◆ **Required task**
Show all lines holding "Mapping".
-- Begin Records supplied --
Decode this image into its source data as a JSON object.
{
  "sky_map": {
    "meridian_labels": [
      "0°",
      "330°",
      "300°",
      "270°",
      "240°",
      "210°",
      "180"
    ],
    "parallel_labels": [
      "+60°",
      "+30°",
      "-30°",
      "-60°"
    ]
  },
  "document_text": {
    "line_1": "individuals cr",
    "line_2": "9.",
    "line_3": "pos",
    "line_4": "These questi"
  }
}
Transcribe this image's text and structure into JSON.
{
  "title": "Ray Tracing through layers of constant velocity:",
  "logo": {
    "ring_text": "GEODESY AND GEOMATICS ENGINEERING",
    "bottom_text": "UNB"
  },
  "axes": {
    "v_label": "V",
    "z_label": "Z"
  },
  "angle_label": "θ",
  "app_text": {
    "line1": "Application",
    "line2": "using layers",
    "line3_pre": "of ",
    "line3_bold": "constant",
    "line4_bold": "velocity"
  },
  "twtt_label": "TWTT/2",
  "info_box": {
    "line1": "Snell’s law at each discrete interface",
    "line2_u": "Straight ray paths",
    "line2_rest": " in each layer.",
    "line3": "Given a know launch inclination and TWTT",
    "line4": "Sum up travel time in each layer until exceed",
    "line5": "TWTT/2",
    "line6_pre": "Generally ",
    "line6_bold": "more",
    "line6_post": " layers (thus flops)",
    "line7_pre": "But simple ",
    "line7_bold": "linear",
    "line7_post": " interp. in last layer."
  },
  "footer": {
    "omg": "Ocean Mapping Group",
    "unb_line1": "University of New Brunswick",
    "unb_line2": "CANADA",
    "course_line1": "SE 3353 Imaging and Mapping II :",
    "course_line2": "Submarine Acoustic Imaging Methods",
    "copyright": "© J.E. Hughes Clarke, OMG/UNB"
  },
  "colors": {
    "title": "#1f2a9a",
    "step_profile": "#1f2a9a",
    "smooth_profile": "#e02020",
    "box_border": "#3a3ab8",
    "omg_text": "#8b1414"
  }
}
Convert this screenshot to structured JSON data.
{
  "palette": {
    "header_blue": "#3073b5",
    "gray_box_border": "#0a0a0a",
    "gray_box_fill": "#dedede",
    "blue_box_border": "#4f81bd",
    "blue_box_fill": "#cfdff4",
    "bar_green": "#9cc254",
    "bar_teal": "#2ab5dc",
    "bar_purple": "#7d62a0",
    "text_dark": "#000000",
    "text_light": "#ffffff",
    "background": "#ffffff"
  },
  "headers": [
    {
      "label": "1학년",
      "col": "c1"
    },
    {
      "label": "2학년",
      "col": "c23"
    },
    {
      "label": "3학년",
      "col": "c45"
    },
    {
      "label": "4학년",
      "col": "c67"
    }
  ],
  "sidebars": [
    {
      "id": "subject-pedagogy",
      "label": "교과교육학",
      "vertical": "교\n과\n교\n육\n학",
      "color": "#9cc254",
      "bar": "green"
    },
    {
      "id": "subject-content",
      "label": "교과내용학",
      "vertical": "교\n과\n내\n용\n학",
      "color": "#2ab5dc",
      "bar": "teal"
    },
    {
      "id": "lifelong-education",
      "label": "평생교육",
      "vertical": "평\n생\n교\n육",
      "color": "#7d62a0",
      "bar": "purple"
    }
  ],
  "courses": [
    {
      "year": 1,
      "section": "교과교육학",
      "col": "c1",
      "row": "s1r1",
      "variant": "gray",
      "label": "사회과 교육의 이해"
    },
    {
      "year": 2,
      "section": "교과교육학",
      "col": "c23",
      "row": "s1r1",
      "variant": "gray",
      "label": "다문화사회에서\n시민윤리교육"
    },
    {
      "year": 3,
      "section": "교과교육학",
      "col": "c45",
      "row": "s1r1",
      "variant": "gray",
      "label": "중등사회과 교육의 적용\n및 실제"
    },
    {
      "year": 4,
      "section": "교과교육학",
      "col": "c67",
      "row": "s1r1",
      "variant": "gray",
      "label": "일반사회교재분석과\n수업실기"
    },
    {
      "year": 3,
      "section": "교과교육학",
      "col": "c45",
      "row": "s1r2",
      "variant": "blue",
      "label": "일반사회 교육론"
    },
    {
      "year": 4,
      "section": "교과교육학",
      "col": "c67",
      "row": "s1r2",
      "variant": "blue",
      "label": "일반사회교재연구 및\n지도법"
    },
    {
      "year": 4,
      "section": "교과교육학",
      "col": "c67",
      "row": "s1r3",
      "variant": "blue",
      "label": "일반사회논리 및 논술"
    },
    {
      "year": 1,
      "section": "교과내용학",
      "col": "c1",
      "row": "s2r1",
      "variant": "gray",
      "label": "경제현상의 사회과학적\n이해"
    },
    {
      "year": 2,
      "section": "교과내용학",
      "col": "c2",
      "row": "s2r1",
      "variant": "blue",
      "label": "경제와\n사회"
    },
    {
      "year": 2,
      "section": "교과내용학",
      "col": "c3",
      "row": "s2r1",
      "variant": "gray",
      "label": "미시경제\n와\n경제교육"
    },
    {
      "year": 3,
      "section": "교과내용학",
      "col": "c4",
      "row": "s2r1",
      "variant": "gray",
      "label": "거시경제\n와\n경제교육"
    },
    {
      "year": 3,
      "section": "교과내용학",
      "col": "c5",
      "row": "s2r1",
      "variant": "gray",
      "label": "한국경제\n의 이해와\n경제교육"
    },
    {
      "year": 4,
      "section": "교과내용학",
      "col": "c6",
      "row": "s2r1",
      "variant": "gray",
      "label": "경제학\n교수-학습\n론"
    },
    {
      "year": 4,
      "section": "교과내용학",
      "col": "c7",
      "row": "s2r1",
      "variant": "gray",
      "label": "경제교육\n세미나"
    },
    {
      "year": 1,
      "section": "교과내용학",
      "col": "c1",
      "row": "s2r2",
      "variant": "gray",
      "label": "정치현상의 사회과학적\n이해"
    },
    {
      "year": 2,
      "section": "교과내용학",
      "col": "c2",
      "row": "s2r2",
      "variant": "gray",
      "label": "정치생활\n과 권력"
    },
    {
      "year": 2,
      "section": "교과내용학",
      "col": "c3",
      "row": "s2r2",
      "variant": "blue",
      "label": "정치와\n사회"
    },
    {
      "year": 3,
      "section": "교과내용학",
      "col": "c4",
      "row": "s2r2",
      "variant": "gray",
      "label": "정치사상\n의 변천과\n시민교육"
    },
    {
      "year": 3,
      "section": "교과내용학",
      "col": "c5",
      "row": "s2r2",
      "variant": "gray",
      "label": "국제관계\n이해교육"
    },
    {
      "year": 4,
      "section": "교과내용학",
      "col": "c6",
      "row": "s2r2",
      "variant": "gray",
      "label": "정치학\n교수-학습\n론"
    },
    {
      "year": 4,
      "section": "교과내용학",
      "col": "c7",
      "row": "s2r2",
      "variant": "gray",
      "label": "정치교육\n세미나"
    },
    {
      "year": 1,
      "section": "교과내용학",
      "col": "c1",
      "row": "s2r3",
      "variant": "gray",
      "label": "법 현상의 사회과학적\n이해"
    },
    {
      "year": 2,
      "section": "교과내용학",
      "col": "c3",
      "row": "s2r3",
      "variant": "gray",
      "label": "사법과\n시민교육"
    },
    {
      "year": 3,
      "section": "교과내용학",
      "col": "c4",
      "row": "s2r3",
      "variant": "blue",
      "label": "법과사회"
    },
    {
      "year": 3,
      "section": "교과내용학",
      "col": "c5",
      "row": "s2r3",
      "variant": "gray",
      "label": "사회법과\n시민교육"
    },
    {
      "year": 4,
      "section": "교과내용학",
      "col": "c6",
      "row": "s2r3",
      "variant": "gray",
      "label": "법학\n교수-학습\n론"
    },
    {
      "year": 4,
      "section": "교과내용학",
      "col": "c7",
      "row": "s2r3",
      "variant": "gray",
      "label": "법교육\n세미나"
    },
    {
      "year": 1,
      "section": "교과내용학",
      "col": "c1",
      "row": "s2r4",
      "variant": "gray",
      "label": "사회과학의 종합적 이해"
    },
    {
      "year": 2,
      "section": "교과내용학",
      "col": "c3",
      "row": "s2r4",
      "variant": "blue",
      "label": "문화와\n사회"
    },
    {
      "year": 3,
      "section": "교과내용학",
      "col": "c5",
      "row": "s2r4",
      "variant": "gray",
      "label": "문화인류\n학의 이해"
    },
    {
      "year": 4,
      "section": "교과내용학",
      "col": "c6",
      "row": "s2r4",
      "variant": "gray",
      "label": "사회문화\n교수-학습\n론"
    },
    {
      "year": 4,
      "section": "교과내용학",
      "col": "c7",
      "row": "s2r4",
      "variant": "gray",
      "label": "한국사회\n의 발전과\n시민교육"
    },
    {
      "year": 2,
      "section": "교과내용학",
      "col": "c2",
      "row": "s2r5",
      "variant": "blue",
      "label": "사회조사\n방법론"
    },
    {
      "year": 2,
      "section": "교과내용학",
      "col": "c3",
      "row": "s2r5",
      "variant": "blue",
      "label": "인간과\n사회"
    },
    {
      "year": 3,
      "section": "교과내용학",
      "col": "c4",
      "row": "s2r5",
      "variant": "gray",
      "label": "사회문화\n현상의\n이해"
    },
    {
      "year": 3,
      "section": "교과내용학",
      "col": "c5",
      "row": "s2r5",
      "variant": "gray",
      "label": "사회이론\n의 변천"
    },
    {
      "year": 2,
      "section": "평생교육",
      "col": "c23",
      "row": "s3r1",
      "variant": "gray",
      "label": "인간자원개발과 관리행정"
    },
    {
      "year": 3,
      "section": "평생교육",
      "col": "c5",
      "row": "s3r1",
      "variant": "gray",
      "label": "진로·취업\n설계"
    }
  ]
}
-- End Records supplied --
◆ **Written answer**
    "omg": "Ocean Mapping Group",
    "course_line1": "SE 3353 Imaging and Mapping II :",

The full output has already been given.